[Data records]

- - - -

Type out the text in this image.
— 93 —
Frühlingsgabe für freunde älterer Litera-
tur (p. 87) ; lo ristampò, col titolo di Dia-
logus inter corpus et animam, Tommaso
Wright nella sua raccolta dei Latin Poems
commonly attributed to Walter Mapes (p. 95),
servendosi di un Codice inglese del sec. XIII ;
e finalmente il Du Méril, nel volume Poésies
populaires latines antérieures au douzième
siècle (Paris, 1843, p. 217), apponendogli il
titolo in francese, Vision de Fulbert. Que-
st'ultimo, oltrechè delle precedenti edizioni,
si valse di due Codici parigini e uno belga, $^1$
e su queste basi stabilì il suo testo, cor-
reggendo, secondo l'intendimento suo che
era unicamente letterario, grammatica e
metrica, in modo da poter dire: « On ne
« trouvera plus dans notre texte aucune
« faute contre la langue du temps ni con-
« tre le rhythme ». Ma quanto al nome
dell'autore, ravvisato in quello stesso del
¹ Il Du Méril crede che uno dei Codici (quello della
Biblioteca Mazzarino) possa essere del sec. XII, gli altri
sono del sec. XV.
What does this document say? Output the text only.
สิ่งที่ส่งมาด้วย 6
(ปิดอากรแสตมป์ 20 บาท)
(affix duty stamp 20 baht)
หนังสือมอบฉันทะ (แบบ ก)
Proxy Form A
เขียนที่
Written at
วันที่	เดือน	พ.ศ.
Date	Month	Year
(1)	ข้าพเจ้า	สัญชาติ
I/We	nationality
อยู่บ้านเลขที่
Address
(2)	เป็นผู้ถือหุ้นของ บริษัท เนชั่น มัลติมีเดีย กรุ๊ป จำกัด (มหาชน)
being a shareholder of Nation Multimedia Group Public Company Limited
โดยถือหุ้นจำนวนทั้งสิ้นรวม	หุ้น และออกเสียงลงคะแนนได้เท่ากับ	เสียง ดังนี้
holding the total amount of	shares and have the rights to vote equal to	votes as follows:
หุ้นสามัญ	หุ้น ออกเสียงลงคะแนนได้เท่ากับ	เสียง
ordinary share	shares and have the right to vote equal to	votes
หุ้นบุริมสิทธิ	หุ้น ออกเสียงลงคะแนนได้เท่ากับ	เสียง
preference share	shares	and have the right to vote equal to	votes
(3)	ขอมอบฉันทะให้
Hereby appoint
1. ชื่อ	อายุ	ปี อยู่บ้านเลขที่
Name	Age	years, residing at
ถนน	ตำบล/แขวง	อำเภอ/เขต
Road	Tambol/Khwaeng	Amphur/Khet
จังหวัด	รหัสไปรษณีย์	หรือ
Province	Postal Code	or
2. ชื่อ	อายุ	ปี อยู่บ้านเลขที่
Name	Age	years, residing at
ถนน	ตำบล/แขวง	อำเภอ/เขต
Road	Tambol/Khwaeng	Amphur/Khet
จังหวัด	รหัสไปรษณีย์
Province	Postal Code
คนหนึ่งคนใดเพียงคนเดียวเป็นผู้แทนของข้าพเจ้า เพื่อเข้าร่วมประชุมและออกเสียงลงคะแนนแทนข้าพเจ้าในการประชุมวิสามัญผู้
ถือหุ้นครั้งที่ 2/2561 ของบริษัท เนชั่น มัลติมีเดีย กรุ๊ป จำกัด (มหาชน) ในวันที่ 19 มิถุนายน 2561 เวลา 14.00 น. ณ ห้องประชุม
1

- - - -

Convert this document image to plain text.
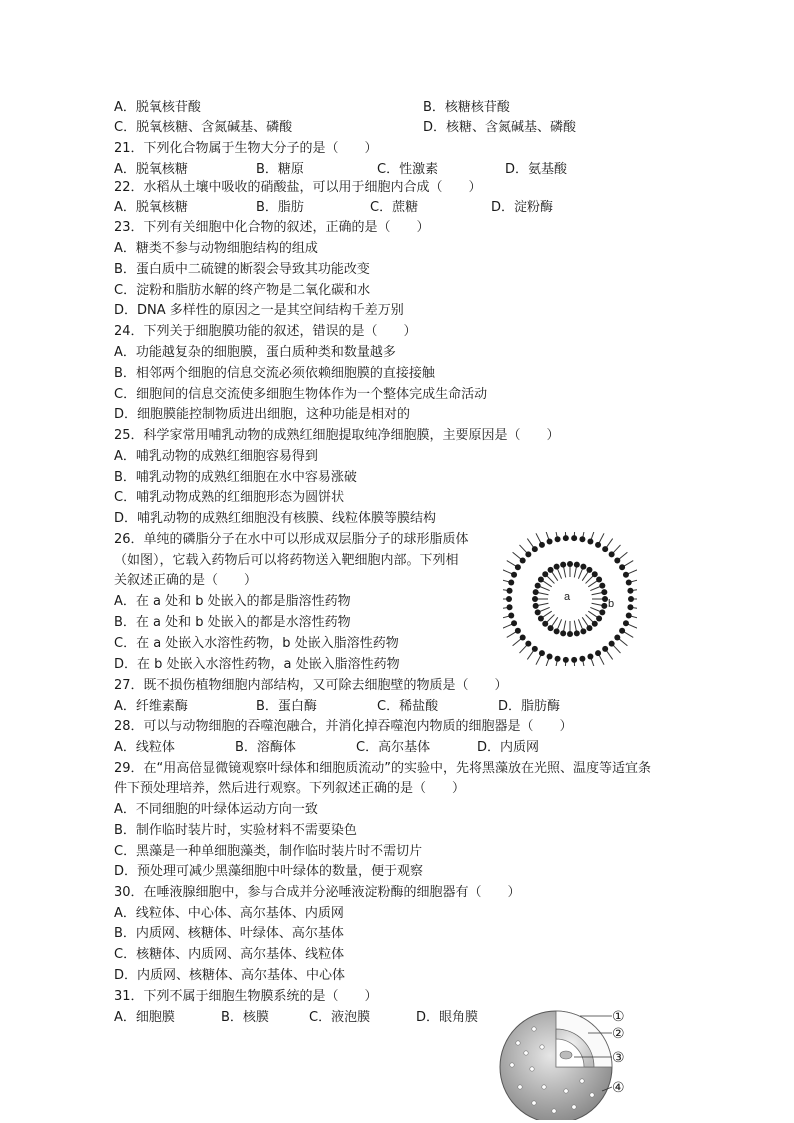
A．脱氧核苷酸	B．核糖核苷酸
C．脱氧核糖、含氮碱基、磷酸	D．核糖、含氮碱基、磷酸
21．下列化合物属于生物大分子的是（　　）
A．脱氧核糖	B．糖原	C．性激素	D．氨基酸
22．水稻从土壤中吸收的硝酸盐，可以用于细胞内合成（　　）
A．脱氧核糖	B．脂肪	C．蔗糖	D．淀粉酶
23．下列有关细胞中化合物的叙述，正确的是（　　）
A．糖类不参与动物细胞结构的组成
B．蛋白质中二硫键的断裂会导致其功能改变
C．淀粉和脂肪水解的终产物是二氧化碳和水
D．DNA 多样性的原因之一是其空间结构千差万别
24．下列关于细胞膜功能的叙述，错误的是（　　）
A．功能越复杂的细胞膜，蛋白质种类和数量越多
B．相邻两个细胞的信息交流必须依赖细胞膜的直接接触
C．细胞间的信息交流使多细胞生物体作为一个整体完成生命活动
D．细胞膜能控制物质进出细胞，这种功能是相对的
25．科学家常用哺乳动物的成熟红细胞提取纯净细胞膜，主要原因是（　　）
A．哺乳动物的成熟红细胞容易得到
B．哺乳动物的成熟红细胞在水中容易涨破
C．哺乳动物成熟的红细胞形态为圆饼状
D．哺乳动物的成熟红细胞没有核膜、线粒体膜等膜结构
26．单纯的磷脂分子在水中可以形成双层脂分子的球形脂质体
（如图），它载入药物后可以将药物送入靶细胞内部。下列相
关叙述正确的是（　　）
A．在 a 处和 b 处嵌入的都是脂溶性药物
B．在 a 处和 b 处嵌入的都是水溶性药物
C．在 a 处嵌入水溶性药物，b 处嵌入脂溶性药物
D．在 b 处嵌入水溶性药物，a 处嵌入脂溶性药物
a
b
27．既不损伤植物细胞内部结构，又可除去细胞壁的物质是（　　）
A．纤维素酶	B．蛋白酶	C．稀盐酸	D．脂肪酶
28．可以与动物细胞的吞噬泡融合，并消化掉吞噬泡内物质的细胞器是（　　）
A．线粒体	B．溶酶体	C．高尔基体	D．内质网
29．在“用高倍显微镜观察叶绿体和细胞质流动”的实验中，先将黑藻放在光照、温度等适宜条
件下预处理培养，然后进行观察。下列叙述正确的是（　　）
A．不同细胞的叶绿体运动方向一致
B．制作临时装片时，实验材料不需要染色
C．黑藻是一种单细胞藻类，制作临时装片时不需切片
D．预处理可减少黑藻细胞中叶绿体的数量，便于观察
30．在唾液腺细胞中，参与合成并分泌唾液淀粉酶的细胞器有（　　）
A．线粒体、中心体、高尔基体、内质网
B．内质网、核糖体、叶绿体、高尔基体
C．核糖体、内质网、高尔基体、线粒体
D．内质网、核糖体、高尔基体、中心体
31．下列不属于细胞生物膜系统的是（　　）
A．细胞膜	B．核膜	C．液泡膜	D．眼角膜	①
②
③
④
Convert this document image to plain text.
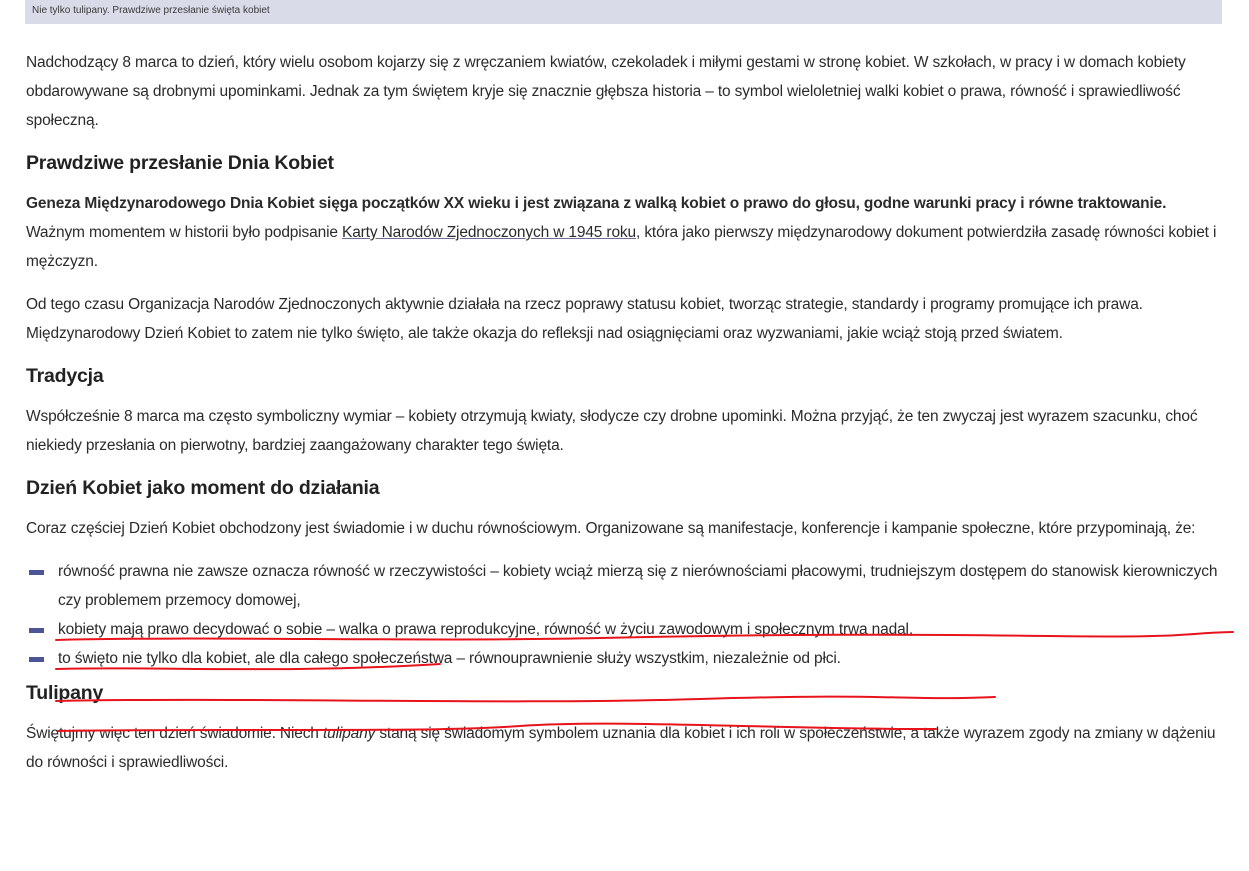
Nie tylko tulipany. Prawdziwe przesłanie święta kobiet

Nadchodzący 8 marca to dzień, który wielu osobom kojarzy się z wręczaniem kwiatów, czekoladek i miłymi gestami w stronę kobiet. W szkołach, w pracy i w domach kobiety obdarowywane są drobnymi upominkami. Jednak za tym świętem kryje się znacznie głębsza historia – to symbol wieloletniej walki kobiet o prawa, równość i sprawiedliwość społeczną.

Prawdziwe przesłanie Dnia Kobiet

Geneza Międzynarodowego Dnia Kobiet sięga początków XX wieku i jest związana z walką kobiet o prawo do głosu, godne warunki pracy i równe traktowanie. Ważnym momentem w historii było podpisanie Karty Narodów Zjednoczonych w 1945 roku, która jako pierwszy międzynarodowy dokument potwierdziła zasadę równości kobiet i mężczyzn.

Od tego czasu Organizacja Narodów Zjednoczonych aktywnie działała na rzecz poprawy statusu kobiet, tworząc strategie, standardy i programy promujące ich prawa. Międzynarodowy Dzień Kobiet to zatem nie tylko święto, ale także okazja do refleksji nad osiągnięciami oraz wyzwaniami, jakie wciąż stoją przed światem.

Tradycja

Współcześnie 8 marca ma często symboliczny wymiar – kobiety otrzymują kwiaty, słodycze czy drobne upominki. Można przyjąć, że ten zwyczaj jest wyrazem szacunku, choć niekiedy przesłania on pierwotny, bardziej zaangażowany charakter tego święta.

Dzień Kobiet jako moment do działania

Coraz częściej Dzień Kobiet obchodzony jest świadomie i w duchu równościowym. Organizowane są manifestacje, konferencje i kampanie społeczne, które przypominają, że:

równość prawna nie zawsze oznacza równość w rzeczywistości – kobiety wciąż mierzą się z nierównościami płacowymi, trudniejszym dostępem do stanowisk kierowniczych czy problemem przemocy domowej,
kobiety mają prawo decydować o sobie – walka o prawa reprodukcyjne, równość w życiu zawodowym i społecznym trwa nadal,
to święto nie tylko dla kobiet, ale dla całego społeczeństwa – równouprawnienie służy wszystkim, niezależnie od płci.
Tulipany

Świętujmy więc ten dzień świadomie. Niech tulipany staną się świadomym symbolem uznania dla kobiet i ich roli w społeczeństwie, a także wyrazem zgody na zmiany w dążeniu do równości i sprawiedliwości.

- - - -

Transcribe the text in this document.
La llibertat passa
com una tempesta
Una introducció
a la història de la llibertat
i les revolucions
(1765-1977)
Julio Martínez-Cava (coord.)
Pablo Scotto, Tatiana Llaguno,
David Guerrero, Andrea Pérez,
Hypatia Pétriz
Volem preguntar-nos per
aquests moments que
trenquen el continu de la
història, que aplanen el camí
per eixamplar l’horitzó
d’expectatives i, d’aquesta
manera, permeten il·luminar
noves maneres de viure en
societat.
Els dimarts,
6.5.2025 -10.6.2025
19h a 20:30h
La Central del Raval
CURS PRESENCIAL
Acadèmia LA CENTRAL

- - - -

> **EXERCISE OBJECTIVE**
Show the lines from the data above that contain the string "quello".

> **ANSWER FOR THIS EXERCISE**
dell'autore, ravvisato in quello stesso del
¹ Il Du Méril crede che uno dei Codici (quello della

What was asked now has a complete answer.